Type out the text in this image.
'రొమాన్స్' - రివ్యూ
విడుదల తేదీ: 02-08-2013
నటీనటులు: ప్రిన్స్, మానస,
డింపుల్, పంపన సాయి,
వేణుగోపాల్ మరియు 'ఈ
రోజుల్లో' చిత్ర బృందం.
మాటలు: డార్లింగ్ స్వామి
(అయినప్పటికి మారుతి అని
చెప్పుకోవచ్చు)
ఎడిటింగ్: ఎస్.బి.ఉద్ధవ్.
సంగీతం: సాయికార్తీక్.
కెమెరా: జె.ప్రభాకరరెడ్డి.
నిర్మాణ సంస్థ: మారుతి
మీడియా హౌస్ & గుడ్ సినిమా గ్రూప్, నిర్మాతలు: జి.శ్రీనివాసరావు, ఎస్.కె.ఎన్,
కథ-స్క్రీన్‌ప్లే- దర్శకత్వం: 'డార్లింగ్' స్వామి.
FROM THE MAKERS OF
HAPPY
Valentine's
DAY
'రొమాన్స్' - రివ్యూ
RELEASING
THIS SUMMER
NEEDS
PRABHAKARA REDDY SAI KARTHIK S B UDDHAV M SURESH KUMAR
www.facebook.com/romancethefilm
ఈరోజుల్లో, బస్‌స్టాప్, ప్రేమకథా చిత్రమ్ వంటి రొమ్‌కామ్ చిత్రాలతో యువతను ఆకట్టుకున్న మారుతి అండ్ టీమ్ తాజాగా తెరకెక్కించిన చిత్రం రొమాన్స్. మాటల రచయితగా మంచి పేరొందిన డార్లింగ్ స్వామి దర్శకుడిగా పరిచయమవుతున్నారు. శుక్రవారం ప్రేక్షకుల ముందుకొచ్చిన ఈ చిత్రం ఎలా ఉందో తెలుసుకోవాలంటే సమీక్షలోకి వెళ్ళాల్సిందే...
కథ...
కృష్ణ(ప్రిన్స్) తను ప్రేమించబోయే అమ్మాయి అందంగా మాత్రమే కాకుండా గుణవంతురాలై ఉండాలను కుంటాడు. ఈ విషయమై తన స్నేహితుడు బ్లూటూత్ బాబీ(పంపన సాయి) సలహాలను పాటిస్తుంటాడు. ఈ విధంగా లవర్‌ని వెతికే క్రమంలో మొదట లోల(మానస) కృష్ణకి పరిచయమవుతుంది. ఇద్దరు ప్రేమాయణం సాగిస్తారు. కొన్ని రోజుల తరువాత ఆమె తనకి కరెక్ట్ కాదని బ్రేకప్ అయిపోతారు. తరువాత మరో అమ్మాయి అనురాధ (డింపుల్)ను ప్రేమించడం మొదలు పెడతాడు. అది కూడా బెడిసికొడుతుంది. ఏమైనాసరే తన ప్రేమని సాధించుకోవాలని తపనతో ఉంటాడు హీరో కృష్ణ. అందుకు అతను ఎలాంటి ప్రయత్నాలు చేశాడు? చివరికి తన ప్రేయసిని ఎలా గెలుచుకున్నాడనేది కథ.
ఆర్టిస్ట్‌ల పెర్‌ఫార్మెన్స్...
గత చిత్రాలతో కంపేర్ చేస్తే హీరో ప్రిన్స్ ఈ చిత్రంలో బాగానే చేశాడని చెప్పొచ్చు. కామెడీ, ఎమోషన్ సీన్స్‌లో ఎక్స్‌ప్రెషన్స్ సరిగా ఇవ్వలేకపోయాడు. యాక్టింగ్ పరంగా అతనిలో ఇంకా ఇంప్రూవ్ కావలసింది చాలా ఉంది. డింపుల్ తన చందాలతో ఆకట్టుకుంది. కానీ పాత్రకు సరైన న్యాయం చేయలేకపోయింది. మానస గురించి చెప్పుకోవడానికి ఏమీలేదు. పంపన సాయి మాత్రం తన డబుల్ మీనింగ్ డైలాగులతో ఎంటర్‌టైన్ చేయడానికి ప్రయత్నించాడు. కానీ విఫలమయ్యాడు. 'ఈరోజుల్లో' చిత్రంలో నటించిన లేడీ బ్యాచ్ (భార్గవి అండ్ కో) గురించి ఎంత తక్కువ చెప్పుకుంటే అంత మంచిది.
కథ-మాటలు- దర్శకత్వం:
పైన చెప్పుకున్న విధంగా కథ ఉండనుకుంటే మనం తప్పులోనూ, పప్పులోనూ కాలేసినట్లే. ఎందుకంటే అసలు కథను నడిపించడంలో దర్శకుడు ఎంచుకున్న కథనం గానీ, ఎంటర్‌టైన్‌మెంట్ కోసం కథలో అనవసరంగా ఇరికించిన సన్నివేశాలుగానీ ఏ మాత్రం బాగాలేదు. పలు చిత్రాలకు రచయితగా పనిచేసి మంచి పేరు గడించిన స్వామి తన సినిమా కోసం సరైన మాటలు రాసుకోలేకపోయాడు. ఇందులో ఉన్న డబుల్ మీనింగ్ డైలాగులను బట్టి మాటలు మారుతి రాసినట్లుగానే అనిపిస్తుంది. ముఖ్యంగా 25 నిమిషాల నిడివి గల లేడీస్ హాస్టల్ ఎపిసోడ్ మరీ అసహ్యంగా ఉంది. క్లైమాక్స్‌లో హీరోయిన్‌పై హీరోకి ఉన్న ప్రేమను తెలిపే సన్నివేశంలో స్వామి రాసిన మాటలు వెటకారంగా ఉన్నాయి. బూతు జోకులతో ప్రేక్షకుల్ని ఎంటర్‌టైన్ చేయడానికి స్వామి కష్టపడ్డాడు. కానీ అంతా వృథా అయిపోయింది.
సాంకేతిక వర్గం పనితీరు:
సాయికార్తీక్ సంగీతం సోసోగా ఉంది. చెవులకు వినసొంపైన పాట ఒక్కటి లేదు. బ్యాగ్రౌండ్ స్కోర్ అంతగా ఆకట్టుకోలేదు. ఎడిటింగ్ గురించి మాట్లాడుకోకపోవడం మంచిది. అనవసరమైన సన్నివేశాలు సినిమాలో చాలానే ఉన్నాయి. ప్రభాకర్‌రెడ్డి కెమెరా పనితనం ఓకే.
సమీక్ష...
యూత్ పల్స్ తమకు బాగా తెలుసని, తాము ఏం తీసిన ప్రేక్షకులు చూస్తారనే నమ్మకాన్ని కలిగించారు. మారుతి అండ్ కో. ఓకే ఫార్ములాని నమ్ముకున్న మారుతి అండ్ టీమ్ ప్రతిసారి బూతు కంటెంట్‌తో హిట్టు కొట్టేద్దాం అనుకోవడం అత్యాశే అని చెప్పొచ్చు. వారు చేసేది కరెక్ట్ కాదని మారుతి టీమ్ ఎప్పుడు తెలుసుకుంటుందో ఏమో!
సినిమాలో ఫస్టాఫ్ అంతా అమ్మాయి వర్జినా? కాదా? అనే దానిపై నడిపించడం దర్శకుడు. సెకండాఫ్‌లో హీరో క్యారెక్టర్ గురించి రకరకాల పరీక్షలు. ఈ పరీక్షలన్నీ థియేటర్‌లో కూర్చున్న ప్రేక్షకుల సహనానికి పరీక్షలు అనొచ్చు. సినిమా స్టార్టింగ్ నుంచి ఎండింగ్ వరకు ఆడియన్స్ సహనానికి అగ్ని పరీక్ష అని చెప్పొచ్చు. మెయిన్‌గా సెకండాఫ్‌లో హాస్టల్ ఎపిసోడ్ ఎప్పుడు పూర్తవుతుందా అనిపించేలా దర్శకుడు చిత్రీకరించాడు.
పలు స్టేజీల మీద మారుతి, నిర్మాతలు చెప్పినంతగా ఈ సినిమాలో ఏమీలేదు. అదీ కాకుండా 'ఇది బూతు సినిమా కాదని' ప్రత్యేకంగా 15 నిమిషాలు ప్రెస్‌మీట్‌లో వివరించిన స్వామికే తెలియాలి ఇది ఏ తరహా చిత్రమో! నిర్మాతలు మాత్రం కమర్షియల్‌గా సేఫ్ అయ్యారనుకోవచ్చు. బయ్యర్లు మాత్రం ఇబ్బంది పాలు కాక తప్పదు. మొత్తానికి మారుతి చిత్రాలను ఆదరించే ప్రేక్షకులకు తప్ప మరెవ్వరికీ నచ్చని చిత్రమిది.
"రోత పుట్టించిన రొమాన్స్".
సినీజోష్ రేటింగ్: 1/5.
####################
• _WORK TO DO_
Reproduce each line of the material containing the word "చయమవ".

• _ANSWER TO THE TASK_
ఈరోజుల్లో, బస్‌స్టాప్, ప్రేమకథా చిత్రమ్ వంటి రొమ్‌కామ్ చిత్రాలతో యువతను ఆకట్టుకున్న మారుతి అండ్ టీమ్ తాజాగా తెరకెక్కించిన చిత్రం రొమాన్స్. మాటల రచయితగా మంచి పేరొందిన డార్లింగ్ స్వామి దర్శకుడిగా పరిచయమవుతున్నారు. శుక్రవారం ప్రేక్షకుల ముందుకొచ్చిన ఈ చిత్రం ఎలా ఉందో తెలుసుకోవాలంటే సమీక్షలోకి వెళ్ళాల్సిందే...
కృష్ణ(ప్రిన్స్) తను ప్రేమించబోయే అమ్మాయి అందంగా మాత్రమే కాకుండా గుణవంతురాలై ఉండాలను కుంటాడు. ఈ విషయమై తన స్నేహితుడు బ్లూటూత్ బాబీ(పంపన సాయి) సలహాలను పాటిస్తుంటాడు. ఈ విధంగా లవర్‌ని వెతికే క్రమంలో మొదట లోల(మానస) కృష్ణకి పరిచయమవుతుంది. ఇద్దరు ప్రేమాయణం సాగిస్తారు. కొన్ని రోజుల తరువాత ఆమె తనకి కరెక్ట్ కాదని బ్రేకప్ అయిపోతారు. తరువాత మరో అమ్మాయి అనురాధ (డింపుల్)ను ప్రేమించడం మొదలు పెడతాడు. అది కూడా బెడిసికొడుతుంది. ఏమైనాసరే తన ప్రేమని సాధించుకోవాలని తపనతో ఉంటాడు హీరో కృష్ణ. అందుకు అతను ఎలాంటి ప్రయత్నాలు చేశాడు? చివరికి తన ప్రేయసిని ఎలా గెలుచుకున్నాడనేది కథ.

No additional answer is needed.